Collection entries
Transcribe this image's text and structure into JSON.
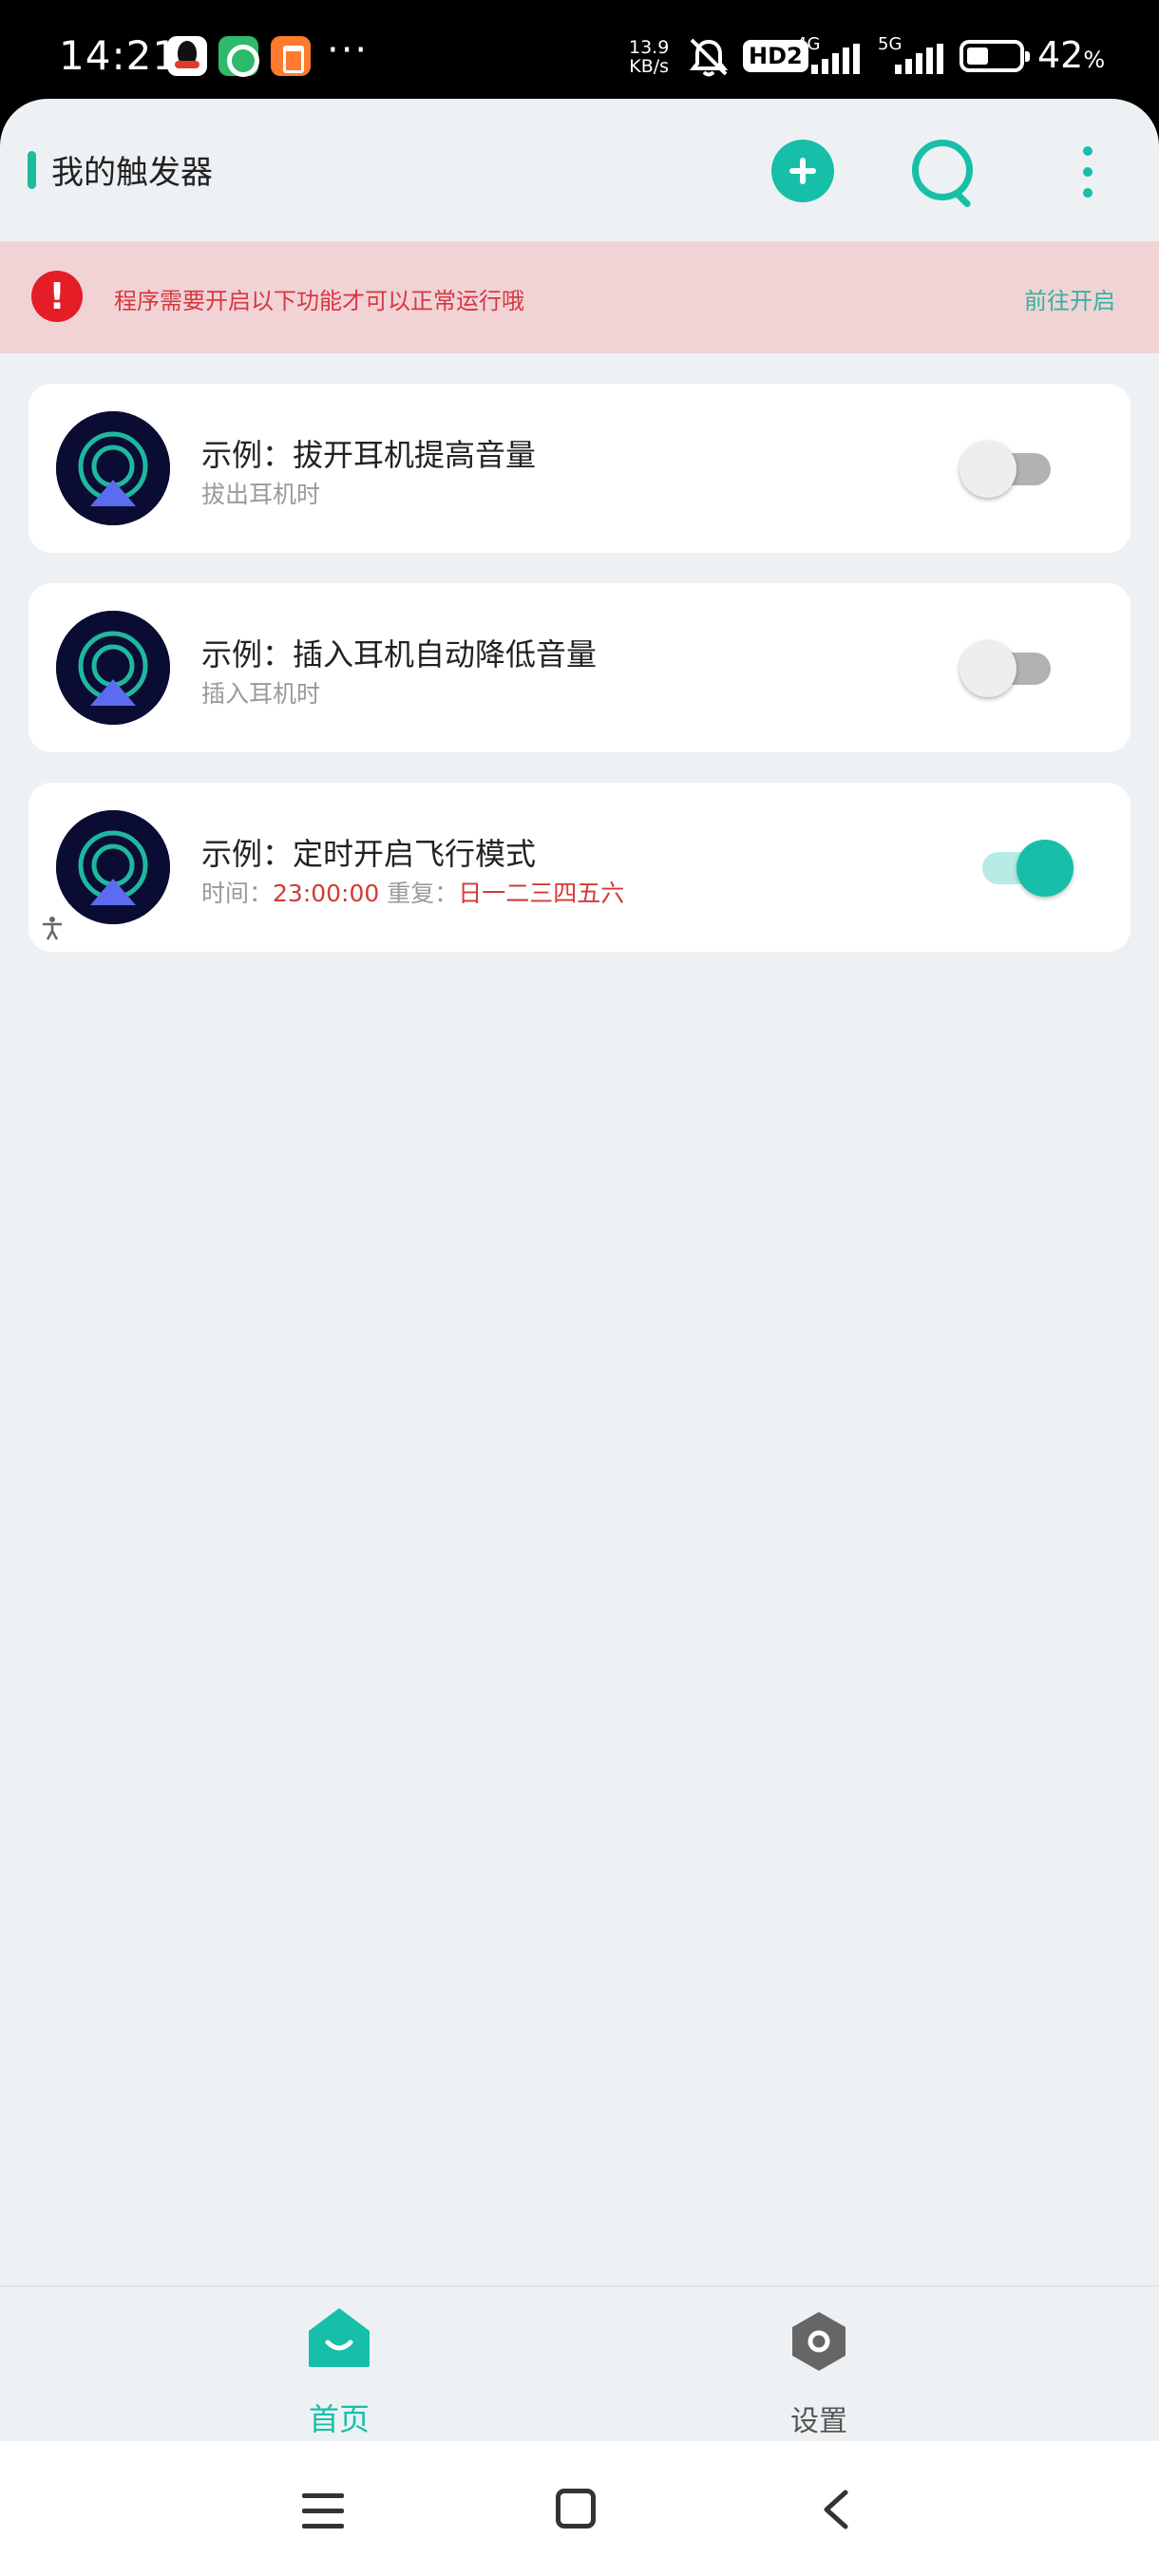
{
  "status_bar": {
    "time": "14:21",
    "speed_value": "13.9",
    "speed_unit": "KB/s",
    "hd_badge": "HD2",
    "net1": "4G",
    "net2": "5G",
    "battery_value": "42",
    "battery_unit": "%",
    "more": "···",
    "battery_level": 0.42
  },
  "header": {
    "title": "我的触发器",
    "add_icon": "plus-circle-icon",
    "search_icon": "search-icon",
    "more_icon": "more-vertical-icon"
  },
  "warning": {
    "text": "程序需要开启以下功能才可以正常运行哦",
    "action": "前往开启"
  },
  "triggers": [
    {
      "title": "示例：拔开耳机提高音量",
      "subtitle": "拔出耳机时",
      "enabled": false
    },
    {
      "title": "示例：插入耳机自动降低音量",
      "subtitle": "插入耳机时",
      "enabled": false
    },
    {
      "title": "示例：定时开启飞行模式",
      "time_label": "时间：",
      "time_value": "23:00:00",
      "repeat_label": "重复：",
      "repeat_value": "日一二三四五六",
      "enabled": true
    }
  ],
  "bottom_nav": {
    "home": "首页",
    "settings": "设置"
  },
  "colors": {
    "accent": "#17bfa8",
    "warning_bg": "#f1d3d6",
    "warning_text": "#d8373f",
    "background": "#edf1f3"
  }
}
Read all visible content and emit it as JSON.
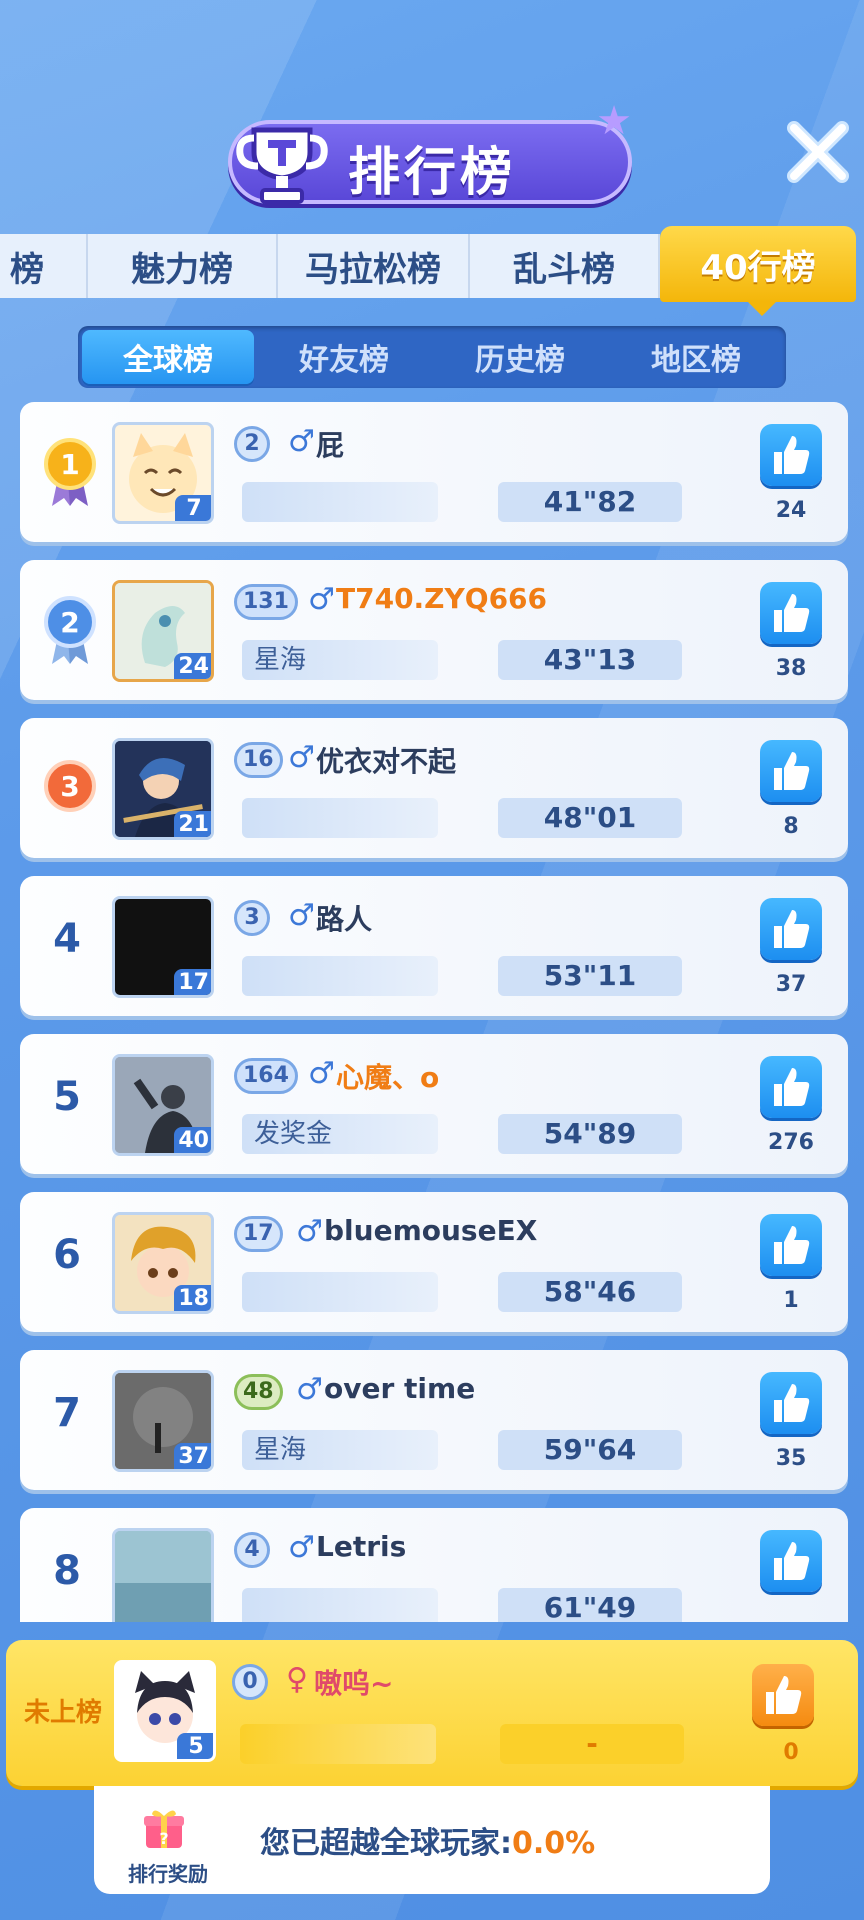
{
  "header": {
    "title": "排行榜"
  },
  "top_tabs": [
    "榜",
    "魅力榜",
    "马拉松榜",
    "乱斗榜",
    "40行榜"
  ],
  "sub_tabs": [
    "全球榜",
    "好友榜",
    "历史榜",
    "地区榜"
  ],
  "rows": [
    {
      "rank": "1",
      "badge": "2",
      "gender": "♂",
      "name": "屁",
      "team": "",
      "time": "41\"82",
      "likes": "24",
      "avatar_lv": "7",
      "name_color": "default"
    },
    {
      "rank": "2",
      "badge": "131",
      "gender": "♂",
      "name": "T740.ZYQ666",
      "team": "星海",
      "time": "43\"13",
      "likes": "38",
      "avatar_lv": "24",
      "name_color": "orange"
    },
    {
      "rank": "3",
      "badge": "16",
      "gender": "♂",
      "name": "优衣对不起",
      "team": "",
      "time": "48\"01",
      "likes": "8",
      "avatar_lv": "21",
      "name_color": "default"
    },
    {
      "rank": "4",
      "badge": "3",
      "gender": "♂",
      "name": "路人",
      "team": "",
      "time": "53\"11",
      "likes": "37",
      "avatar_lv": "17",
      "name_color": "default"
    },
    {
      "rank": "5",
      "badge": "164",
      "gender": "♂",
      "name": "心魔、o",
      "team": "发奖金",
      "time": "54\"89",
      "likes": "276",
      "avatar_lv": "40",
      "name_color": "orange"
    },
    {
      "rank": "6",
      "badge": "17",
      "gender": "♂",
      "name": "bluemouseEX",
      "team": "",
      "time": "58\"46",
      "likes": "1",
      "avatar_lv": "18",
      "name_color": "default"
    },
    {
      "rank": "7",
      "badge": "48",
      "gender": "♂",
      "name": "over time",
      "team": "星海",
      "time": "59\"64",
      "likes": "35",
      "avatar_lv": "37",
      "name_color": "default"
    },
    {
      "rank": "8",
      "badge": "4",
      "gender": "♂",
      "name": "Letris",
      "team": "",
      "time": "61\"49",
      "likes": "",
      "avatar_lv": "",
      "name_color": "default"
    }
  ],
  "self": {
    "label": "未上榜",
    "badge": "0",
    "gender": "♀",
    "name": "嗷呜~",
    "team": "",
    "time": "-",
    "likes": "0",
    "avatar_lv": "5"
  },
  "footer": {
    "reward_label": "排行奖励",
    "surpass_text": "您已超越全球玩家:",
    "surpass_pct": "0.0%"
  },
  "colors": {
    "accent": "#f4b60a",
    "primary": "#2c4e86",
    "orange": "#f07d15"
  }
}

■ To do ■
Copy, from the material above, each line in which the string "JSON" occurs.

■ Correct output ■
Transcribe this image's text and structure into JSON.
Read all visible content and emit it as JSON.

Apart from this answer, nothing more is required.